• _Set exercise_: Find the lines of data that contain the string "لقومه", then list them.

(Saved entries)
%%

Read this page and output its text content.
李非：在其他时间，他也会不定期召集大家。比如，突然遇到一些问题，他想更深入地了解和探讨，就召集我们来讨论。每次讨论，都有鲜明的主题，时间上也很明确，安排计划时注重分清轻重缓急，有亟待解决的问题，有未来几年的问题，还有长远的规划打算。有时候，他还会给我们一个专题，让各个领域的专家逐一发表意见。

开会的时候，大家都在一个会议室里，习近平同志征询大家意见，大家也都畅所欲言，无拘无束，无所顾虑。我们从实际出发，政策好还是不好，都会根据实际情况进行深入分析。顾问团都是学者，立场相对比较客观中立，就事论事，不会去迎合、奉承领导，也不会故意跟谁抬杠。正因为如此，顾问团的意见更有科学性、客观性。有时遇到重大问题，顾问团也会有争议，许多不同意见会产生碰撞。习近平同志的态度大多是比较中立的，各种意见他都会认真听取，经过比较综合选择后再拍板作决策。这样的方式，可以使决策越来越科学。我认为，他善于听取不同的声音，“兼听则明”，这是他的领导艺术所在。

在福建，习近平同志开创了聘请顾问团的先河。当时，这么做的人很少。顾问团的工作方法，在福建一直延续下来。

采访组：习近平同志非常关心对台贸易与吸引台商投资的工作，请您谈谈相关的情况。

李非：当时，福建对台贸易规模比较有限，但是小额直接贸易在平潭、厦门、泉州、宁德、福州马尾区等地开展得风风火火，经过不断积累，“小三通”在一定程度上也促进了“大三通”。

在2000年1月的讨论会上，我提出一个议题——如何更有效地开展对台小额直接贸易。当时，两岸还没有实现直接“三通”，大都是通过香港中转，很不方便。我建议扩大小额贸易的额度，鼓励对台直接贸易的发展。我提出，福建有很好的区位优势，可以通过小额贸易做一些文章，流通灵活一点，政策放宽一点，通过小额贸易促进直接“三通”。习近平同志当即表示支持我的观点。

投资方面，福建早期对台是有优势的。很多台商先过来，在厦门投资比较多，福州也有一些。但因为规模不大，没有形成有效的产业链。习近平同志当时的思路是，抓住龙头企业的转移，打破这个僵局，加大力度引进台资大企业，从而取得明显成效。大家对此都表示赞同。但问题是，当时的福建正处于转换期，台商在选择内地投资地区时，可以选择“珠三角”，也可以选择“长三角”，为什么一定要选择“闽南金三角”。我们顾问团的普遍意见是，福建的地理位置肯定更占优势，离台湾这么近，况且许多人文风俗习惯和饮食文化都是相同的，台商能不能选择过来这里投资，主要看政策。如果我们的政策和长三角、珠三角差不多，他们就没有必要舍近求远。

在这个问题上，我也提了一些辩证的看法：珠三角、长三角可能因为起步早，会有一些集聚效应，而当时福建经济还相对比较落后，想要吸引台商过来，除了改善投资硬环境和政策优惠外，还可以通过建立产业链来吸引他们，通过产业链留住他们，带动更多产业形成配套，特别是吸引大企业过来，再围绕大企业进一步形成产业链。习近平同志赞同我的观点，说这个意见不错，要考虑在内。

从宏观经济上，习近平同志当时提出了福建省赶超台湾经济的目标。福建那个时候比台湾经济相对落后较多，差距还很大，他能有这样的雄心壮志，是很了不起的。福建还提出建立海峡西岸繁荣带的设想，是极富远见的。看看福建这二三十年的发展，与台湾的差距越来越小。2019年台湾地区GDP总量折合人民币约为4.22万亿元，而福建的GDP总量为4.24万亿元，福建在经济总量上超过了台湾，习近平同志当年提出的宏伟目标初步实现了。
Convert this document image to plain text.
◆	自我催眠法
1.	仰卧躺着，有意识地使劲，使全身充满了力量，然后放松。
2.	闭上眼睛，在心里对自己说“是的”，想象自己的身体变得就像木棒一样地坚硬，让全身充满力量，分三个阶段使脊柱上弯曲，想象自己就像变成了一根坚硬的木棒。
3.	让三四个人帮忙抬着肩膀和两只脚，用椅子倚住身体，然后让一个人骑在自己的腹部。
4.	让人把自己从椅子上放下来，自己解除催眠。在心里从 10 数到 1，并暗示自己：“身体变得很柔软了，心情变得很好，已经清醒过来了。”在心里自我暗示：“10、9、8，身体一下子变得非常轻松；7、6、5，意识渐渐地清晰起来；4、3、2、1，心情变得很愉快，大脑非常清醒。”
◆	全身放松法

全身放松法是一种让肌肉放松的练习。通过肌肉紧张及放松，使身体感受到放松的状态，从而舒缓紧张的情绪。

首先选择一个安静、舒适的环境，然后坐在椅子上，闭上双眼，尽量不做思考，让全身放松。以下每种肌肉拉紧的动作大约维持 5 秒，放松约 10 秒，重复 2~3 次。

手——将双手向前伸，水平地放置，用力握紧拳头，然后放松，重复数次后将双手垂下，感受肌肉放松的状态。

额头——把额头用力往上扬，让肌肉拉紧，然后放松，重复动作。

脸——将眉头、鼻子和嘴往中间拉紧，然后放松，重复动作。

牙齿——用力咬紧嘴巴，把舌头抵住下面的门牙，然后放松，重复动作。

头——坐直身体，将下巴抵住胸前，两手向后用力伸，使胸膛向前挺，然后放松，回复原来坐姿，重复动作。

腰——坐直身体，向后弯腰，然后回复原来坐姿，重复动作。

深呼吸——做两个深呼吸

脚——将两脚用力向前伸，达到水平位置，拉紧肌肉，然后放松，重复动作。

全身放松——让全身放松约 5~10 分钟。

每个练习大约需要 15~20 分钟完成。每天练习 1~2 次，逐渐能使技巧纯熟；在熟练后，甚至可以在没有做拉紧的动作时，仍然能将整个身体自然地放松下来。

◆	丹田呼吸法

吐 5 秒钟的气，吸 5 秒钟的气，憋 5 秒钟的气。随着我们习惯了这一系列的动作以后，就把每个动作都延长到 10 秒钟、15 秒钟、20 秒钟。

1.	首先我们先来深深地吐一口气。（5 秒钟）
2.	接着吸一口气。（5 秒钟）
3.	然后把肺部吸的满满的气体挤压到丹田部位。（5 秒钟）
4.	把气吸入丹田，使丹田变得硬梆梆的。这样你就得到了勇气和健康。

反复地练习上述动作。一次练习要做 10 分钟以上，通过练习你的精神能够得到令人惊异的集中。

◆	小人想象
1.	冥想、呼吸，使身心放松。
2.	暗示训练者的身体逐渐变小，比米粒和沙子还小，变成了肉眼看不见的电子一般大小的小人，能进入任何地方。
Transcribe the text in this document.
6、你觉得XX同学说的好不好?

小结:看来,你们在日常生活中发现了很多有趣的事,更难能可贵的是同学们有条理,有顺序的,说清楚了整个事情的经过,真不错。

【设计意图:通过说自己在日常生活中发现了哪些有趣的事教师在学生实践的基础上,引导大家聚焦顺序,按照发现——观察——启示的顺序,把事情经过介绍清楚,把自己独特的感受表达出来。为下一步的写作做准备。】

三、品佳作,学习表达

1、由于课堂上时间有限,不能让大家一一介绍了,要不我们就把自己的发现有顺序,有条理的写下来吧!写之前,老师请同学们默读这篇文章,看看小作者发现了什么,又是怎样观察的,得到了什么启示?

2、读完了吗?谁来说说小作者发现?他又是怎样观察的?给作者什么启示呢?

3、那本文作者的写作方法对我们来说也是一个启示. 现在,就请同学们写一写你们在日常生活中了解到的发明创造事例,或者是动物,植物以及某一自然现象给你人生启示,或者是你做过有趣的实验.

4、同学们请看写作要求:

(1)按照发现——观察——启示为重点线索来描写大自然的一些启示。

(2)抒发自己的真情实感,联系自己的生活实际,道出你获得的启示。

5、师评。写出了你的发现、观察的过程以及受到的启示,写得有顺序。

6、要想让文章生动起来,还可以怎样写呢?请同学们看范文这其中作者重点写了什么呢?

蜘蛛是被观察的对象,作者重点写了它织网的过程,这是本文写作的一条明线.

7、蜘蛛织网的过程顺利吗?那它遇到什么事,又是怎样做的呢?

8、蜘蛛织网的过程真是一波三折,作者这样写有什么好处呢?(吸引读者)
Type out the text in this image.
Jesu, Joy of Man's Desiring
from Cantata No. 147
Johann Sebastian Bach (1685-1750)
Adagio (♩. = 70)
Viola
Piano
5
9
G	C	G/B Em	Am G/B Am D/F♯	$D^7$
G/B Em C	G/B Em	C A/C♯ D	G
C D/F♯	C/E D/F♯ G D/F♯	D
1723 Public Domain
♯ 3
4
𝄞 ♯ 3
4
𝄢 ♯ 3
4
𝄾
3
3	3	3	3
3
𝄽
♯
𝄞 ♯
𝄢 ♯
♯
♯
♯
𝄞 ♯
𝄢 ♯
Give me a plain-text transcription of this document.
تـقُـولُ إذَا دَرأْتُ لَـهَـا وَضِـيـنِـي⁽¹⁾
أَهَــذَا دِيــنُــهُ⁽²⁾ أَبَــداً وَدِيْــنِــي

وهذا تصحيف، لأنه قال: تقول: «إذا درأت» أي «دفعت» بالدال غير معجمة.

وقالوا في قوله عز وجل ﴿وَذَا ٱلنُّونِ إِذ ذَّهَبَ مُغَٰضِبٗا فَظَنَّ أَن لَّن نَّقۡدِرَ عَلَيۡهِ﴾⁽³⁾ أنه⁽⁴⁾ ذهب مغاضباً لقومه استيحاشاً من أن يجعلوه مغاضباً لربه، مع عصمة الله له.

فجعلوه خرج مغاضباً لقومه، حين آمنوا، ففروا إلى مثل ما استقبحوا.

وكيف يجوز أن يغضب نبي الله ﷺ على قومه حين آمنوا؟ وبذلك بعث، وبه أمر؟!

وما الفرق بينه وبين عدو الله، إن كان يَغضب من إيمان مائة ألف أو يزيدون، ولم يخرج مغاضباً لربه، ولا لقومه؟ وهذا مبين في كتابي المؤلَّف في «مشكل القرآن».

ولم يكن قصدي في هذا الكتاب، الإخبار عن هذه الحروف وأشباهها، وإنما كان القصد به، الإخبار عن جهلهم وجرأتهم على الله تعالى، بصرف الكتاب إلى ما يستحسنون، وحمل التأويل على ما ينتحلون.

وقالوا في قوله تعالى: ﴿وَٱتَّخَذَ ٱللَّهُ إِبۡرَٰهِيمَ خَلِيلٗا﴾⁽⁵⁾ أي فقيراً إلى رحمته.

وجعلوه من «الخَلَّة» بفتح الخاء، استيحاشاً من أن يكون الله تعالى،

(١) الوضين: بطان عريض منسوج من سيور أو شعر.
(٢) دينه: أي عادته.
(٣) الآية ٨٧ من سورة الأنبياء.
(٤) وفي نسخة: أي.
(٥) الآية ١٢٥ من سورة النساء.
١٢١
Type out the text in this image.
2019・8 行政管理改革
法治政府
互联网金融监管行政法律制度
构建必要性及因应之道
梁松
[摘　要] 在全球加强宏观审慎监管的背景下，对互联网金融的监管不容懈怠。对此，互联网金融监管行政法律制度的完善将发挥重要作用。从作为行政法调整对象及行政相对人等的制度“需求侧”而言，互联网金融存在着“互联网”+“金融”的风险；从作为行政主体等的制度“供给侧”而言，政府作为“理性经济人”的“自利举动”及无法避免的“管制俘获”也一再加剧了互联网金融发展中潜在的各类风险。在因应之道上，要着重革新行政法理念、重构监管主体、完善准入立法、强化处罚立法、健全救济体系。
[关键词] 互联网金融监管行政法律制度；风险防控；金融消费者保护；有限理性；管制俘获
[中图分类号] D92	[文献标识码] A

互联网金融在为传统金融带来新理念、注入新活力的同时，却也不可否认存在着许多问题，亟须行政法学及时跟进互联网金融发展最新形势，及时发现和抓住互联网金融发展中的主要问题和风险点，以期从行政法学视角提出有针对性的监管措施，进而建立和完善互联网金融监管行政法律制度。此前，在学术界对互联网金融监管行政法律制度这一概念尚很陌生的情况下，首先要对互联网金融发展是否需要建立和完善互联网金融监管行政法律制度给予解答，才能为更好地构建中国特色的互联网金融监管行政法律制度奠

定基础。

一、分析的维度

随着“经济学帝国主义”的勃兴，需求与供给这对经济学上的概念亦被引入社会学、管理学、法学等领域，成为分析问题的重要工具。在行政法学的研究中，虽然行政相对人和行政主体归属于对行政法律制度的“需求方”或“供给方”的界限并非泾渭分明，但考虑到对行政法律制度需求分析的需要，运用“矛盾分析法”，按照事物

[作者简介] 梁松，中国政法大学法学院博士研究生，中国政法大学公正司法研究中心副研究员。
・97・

%%

• _Response_:
وقالوا في قوله عز وجل ﴿وَذَا ٱلنُّونِ إِذ ذَّهَبَ مُغَٰضِبٗا فَظَنَّ أَن لَّن نَّقۡدِرَ عَلَيۡهِ﴾⁽³⁾ أنه⁽⁴⁾ ذهب مغاضباً لقومه استيحاشاً من أن يجعلوه مغاضباً لربه، مع عصمة الله له.
فجعلوه خرج مغاضباً لقومه، حين آمنوا، ففروا إلى مثل ما استقبحوا.
وما الفرق بينه وبين عدو الله، إن كان يَغضب من إيمان مائة ألف أو يزيدون، ولم يخرج مغاضباً لربه، ولا لقومه؟ وهذا مبين في كتابي المؤلَّف في «مشكل القرآن».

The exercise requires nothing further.